*Task requirements*
Type out every line below exactly as it reads.

>> start Records provided

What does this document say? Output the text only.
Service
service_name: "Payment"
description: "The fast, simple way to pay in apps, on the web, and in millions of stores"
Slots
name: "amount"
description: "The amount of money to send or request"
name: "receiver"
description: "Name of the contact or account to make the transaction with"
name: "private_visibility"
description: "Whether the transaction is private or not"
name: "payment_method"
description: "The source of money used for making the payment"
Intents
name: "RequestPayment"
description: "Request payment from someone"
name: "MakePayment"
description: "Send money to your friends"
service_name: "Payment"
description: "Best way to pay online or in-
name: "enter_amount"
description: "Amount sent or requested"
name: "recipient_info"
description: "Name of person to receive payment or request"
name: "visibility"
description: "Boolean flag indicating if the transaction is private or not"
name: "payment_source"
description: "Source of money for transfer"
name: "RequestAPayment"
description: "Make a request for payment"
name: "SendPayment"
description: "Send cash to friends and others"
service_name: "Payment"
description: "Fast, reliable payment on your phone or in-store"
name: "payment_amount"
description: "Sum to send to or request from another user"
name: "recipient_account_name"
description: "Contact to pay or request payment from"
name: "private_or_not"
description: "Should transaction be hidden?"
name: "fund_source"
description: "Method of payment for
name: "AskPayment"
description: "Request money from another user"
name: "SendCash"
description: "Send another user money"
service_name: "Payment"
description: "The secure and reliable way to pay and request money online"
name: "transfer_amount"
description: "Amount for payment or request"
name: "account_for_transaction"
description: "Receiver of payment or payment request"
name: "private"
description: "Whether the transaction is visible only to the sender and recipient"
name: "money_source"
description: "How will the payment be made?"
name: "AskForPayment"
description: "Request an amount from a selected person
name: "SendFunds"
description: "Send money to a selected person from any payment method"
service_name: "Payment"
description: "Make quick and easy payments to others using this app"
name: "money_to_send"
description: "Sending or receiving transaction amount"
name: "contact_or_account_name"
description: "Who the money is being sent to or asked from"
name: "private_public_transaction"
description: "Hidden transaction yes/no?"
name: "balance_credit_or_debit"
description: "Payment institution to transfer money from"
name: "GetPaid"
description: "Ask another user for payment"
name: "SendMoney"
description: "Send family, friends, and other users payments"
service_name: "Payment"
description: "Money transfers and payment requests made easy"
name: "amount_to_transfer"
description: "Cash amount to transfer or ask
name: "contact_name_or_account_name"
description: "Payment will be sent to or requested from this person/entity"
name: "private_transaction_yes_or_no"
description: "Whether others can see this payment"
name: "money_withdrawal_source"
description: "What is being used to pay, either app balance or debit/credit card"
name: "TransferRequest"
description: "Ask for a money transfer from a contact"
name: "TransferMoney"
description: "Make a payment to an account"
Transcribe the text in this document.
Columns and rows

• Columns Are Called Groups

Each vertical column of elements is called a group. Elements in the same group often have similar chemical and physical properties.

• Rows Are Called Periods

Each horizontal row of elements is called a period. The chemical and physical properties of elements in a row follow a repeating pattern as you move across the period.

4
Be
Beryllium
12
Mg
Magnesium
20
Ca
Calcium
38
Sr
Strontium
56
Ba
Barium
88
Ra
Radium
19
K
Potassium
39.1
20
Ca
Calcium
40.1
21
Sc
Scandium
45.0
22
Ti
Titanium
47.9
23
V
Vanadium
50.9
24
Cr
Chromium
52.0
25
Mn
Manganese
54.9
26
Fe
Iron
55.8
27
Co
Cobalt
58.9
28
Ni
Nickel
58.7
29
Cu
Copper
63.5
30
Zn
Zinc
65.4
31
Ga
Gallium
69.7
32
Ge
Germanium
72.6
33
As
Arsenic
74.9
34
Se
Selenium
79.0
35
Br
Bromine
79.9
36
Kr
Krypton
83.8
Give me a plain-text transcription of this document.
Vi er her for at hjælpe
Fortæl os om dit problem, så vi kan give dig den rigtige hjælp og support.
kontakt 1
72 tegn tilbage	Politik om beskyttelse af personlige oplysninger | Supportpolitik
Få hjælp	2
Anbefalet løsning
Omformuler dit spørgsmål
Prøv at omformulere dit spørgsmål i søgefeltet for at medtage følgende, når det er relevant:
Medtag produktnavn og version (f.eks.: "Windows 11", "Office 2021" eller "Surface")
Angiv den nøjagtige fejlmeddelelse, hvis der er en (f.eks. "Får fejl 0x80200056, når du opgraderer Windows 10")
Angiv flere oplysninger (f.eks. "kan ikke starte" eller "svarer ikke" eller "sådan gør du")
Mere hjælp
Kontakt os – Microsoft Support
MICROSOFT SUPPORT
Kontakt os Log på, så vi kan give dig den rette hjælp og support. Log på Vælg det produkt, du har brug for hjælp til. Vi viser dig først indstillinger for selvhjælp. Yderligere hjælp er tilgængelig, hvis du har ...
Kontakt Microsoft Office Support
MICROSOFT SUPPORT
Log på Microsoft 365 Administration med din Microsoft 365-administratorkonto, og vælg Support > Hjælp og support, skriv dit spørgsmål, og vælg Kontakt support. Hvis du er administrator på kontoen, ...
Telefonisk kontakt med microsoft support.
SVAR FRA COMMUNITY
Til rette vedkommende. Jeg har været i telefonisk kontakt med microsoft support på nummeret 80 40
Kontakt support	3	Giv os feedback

>> end Records provided

*Full solution*
What does this document say? Output the text only.
Service
service_name: "Payment"
description: "The fast, simple way to pay in apps, on the web, and in millions of stores"
Slots
name: "amount"
description: "The amount of money to send or request"
name: "receiver"
description: "Name of the contact or account to make the transaction with"
name: "private_visibility"
description: "Whether the transaction is private or not"
name: "payment_method"
description: "The source of money used for making the payment"
Intents
name: "RequestPayment"
description: "Request payment from someone"
name: "MakePayment"
description: "Send money to your friends"
service_name: "Payment"
description: "Best way to pay online or in-
name: "enter_amount"
description: "Amount sent or requested"
name: "recipient_info"
description: "Name of person to receive payment or request"
name: "visibility"
description: "Boolean flag indicating if the transaction is private or not"
name: "payment_source"
description: "Source of money for transfer"
name: "RequestAPayment"
description: "Make a request for payment"
name: "SendPayment"
description: "Send cash to friends and others"
service_name: "Payment"
description: "Fast, reliable payment on your phone or in-store"
name: "payment_amount"
description: "Sum to send to or request from another user"
name: "recipient_account_name"
description: "Contact to pay or request payment from"
name: "private_or_not"
description: "Should transaction be hidden?"
name: "fund_source"
description: "Method of payment for
name: "AskPayment"
description: "Request money from another user"
name: "SendCash"
description: "Send another user money"
service_name: "Payment"
description: "The secure and reliable way to pay and request money online"
name: "transfer_amount"
description: "Amount for payment or request"
name: "account_for_transaction"
description: "Receiver of payment or payment request"
name: "private"
description: "Whether the transaction is visible only to the sender and recipient"
name: "money_source"
description: "How will the payment be made?"
name: "AskForPayment"
description: "Request an amount from a selected person
name: "SendFunds"
description: "Send money to a selected person from any payment method"
service_name: "Payment"
description: "Make quick and easy payments to others using this app"
name: "money_to_send"
description: "Sending or receiving transaction amount"
name: "contact_or_account_name"
description: "Who the money is being sent to or asked from"
name: "private_public_transaction"
description: "Hidden transaction yes/no?"
name: "balance_credit_or_debit"
description: "Payment institution to transfer money from"
name: "GetPaid"
description: "Ask another user for payment"
name: "SendMoney"
description: "Send family, friends, and other users payments"
service_name: "Payment"
description: "Money transfers and payment requests made easy"
name: "amount_to_transfer"
description: "Cash amount to transfer or ask
name: "contact_name_or_account_name"
description: "Payment will be sent to or requested from this person/entity"
name: "private_transaction_yes_or_no"
description: "Whether others can see this payment"
name: "money_withdrawal_source"
description: "What is being used to pay, either app balance or debit/credit card"
name: "TransferRequest"
description: "Ask for a money transfer from a contact"
name: "TransferMoney"
description: "Make a payment to an account"
Transcribe the text in this document.
Columns and rows

• Columns Are Called Groups

Each vertical column of elements is called a group. Elements in the same group often have similar chemical and physical properties.

• Rows Are Called Periods

Each horizontal row of elements is called a period. The chemical and physical properties of elements in a row follow a repeating pattern as you move across the period.

4
Be
Beryllium
12
Mg
Magnesium
20
Ca
Calcium
38
Sr
Strontium
56
Ba
Barium
88
Ra
Radium
19
K
Potassium
39.1
20
Ca
Calcium
40.1
21
Sc
Scandium
45.0
22
Ti
Titanium
47.9
23
V
Vanadium
50.9
24
Cr
Chromium
52.0
25
Mn
Manganese
54.9
26
Fe
Iron
55.8
27
Co
Cobalt
58.9
28
Ni
Nickel
58.7
29
Cu
Copper
63.5
30
Zn
Zinc
65.4
31
Ga
Gallium
69.7
32
Ge
Germanium
72.6
33
As
Arsenic
74.9
34
Se
Selenium
79.0
35
Br
Bromine
79.9
36
Kr
Krypton
83.8
Give me a plain-text transcription of this document.
Vi er her for at hjælpe
Fortæl os om dit problem, så vi kan give dig den rigtige hjælp og support.
kontakt 1
72 tegn tilbage	Politik om beskyttelse af personlige oplysninger | Supportpolitik
Få hjælp	2
Anbefalet løsning
Omformuler dit spørgsmål
Prøv at omformulere dit spørgsmål i søgefeltet for at medtage følgende, når det er relevant:
Medtag produktnavn og version (f.eks.: "Windows 11", "Office 2021" eller "Surface")
Angiv den nøjagtige fejlmeddelelse, hvis der er en (f.eks. "Får fejl 0x80200056, når du opgraderer Windows 10")
Angiv flere oplysninger (f.eks. "kan ikke starte" eller "svarer ikke" eller "sådan gør du")
Mere hjælp
Kontakt os – Microsoft Support
MICROSOFT SUPPORT
Kontakt os Log på, så vi kan give dig den rette hjælp og support. Log på Vælg det produkt, du har brug for hjælp til. Vi viser dig først indstillinger for selvhjælp. Yderligere hjælp er tilgængelig, hvis du har ...
Kontakt Microsoft Office Support
MICROSOFT SUPPORT
Log på Microsoft 365 Administration med din Microsoft 365-administratorkonto, og vælg Support > Hjælp og support, skriv dit spørgsmål, og vælg Kontakt support. Hvis du er administrator på kontoen, ...
Telefonisk kontakt med microsoft support.
SVAR FRA COMMUNITY
Til rette vedkommende. Jeg har været i telefonisk kontakt med microsoft support på nummeret 80 40
Kontakt support	3	Giv os feedback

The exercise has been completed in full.